— BEGIN —

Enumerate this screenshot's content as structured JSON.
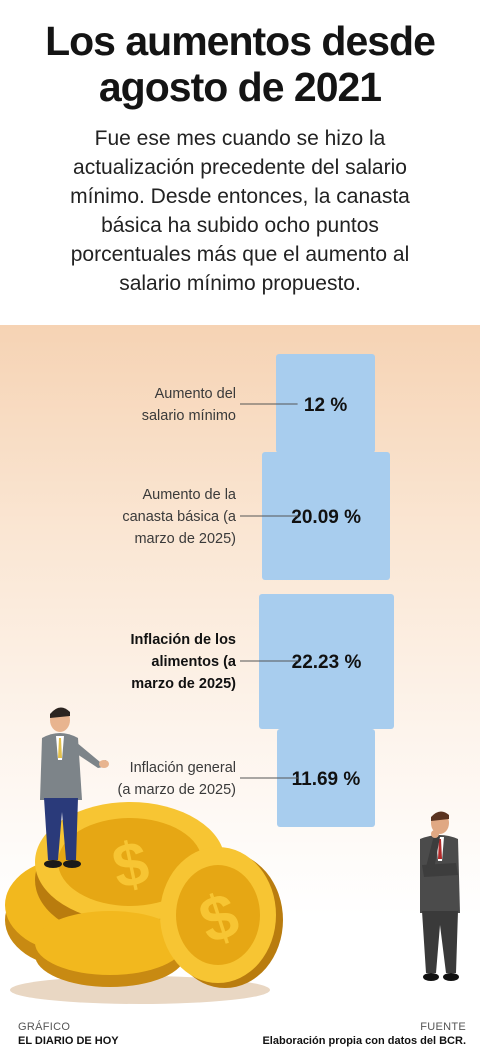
{
  "title": "Los aumentos desde agosto de 2021",
  "subtitle": "Fue ese mes cuando se hizo la actualización precedente del salario mínimo. Desde entonces, la canasta básica ha subido ocho puntos porcentuales más que el aumento al salario mínimo propuesto.",
  "chart_data": {
    "type": "bar",
    "unit": "%",
    "categories": [
      "Aumento del salario mínimo",
      "Aumento de la canasta básica (a marzo de 2025)",
      "Inflación de los alimentos (a marzo de 2025)",
      "Inflación general (a marzo de 2025)"
    ],
    "values": [
      12,
      20.09,
      22.23,
      11.69
    ],
    "value_labels": [
      "12 %",
      "20.09 %",
      "22.23 %",
      "11.69 %"
    ],
    "label_lines": [
      [
        "Aumento del",
        "salario mínimo"
      ],
      [
        "Aumento de la",
        "canasta básica (a",
        "marzo de 2025)"
      ],
      [
        "Inflación de los",
        "alimentos (a",
        "marzo de 2025)"
      ],
      [
        "Inflación general",
        "(a marzo de 2025)"
      ]
    ],
    "highlighted": [
      false,
      false,
      true,
      false
    ],
    "bar_color": "#a8cdee"
  },
  "footer": {
    "left_heading": "GRÁFICO",
    "left_text": "EL DIARIO DE HOY",
    "right_heading": "FUENTE",
    "right_text": "Elaboración propia con datos del BCR."
  }
}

— END —

Task:
Pick out all lines from the data above in which the word "alimentos" appears.

Task answer:
      "Inflación de los alimentos (a marzo de 2025)",
        "alimentos (a",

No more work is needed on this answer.